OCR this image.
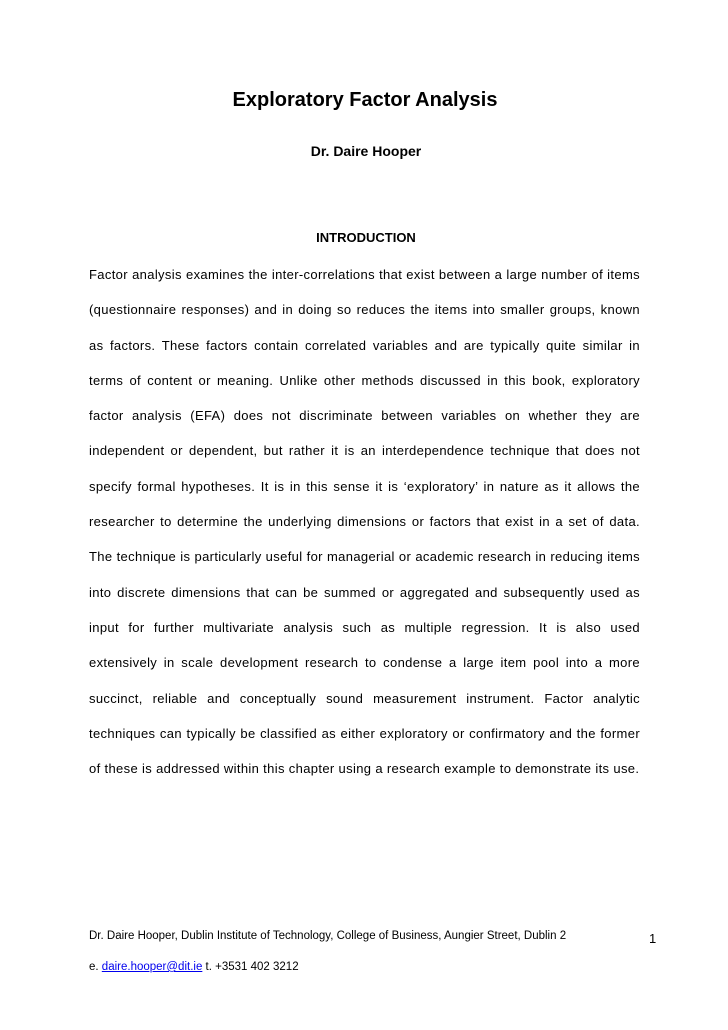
Exploratory Factor Analysis
Dr. Daire Hooper
INTRODUCTION

Factor analysis examines the inter-correlations that exist between a large number of items (questionnaire responses) and in doing so reduces the items into smaller groups, known as factors. These factors contain correlated variables and are typically quite similar in terms of content or meaning. Unlike other methods discussed in this book, exploratory factor analysis (EFA) does not discriminate between variables on whether they are independent or dependent, but rather it is an interdependence technique that does not specify formal hypotheses. It is in this sense it is ‘exploratory’ in nature as it allows the researcher to determine the underlying dimensions or factors that exist in a set of data. The technique is particularly useful for managerial or academic research in reducing items into discrete dimensions that can be summed or aggregated and subsequently used as input for further multivariate analysis such as multiple regression. It is also used extensively in scale development research to condense a large item pool into a more succinct, reliable and conceptually sound measurement instrument. Factor analytic techniques can typically be classified as either exploratory or confirmatory and the former of these is addressed within this chapter using a research example to demonstrate its use.

Dr. Daire Hooper, Dublin Institute of Technology, College of Business, Aungier Street, Dublin 2
e. daire.hooper@dit.ie t. +3531 402 3212
1
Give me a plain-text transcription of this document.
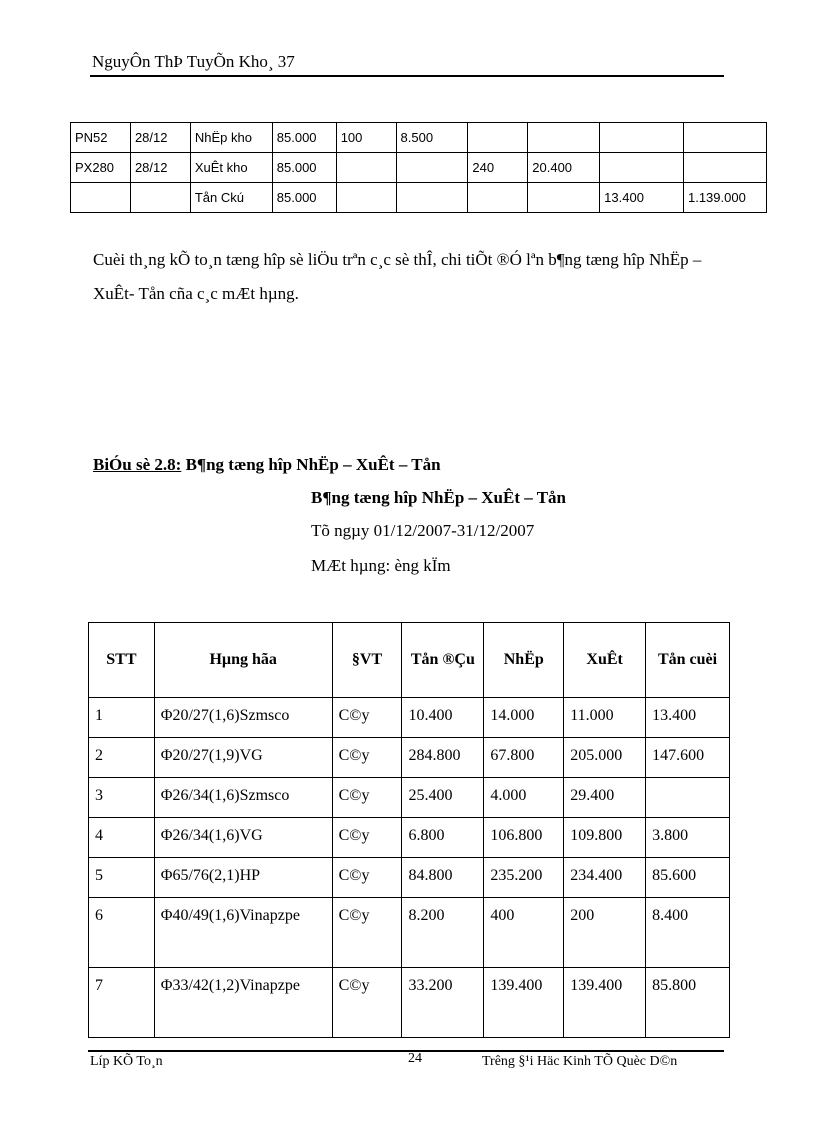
NguyÔn ThÞ TuyÕn Kho¸ 37
PN52	28/12	NhËp kho	85.000	100	8.500				
PX280	28/12	XuÊt kho	85.000			240	20.400		
		Tån Ckú	85.000					13.400	1.139.000
Cuèi th¸ng kÕ to¸n tæng hîp sè liÖu trªn c¸c sè thÎ, chi tiÕt ®Ó lªn b¶ng tæng hîp NhËp – XuÊt- Tån cña c¸c mÆt hµng.
BiÓu sè 2.8: B¶ng tæng hîp NhËp – XuÊt – Tån
B¶ng tæng hîp NhËp – XuÊt – Tån
Tõ ngµy 01/12/2007-31/12/2007
MÆt hµng: èng kÏm
STT	Hµng hãa	§VT	Tån ®Çu	NhËp	XuÊt	Tån cuèi
1	Φ20/27(1,6)Szmsco	C©y	10.400	14.000	11.000	13.400
2	Φ20/27(1,9)VG	C©y	284.800	67.800	205.000	147.600
3	Φ26/34(1,6)Szmsco	C©y	25.400	4.000	29.400	
4	Φ26/34(1,6)VG	C©y	6.800	106.800	109.800	3.800
5	Φ65/76(2,1)HP	C©y	84.800	235.200	234.400	85.600
6	Φ40/49(1,6)Vinapzpe	C©y	8.200	400	200	8.400
7	Φ33/42(1,2)Vinapzpe	C©y	33.200	139.400	139.400	85.800
Líp KÕ To¸n	24	Trêng §¹i Häc Kinh TÕ Quèc D©n
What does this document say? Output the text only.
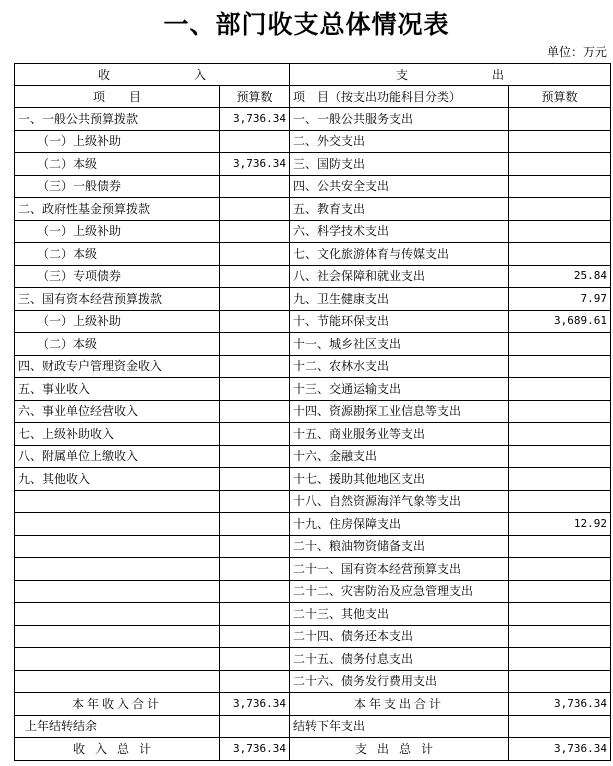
一、部门收支总体情况表
单位：万元
收　　　　　　　入		支　　　　　　　出	
项　　目	预算数	项　目（按支出功能科目分类）	预算数
一、一般公共预算拨款	3,736.34	一、一般公共服务支出	
（一）上级补助		二、外交支出	
（二）本级	3,736.34	三、国防支出	
（三）一般债券		四、公共安全支出	
二、政府性基金预算拨款		五、教育支出	
（一）上级补助		六、科学技术支出	
（二）本级		七、文化旅游体育与传媒支出	
（三）专项债券		八、社会保障和就业支出	25.84
三、国有资本经营预算拨款		九、卫生健康支出	7.97
（一）上级补助		十、节能环保支出	3,689.61
（二）本级		十一、城乡社区支出	
四、财政专户管理资金收入		十二、农林水支出	
五、事业收入		十三、交通运输支出	
六、事业单位经营收入		十四、资源勘探工业信息等支出	
七、上级补助收入		十五、商业服务业等支出	
八、附属单位上缴收入		十六、金融支出	
九、其他收入		十七、援助其他地区支出	
		十八、自然资源海洋气象等支出	
		十九、住房保障支出	12.92
		二十、粮油物资储备支出	
		二十一、国有资本经营预算支出	
		二十二、灾害防治及应急管理支出	
		二十三、其他支出	
		二十四、债务还本支出	
		二十五、债务付息支出	
		二十六、债务发行费用支出	
本年收入合计	3,736.34	本年支出合计	3,736.34
上年结转结余		结转下年支出	
收入总计	3,736.34	支出总计	3,736.34
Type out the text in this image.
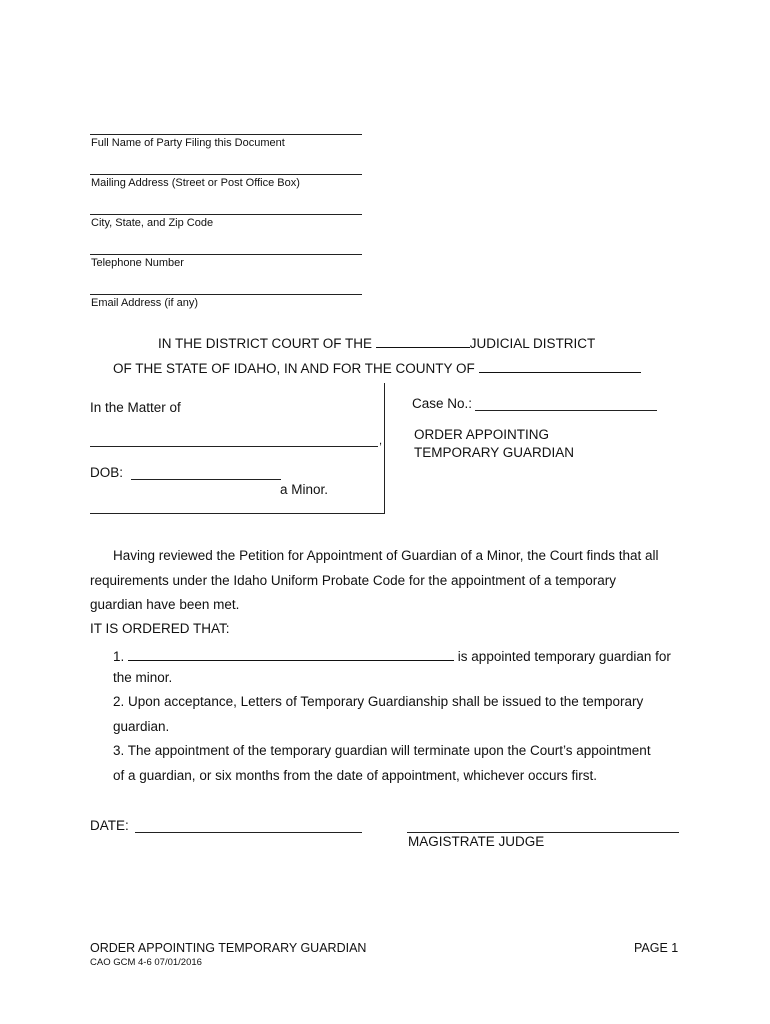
Full Name of Party Filing this Document
Mailing Address (Street or Post Office Box)
City, State, and Zip Code
Telephone Number
Email Address (if any)
IN THE DISTRICT COURT OF THE	JUDICIAL DISTRICT
OF THE STATE OF IDAHO, IN AND FOR THE COUNTY OF
In the Matter of
,
DOB:
a Minor.
Case No.:
ORDER APPOINTING
TEMPORARY GUARDIAN
Having reviewed the Petition for Appointment of Guardian of a Minor, the Court finds that all
requirements under the Idaho Uniform Probate Code for the appointment of a temporary
guardian have been met.
IT IS ORDERED THAT:
1.	is appointed temporary guardian for
the minor.
2. Upon acceptance, Letters of Temporary Guardianship shall be issued to the temporary
guardian.
3. The appointment of the temporary guardian will terminate upon the Court’s appointment
of a guardian, or six months from the date of appointment, whichever occurs first.
DATE:
MAGISTRATE JUDGE
ORDER APPOINTING TEMPORARY GUARDIAN	PAGE 1
CAO GCM 4-6 07/01/2016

+ + + +

In the listing above, locate each line with "Vinapzpe" and copy it.

6	Φ40/49(1,6)Vinapzpe	C©y	8.200	400	200	8.400
7	Φ33/42(1,2)Vinapzpe	C©y	33.200	139.400	139.400	85.800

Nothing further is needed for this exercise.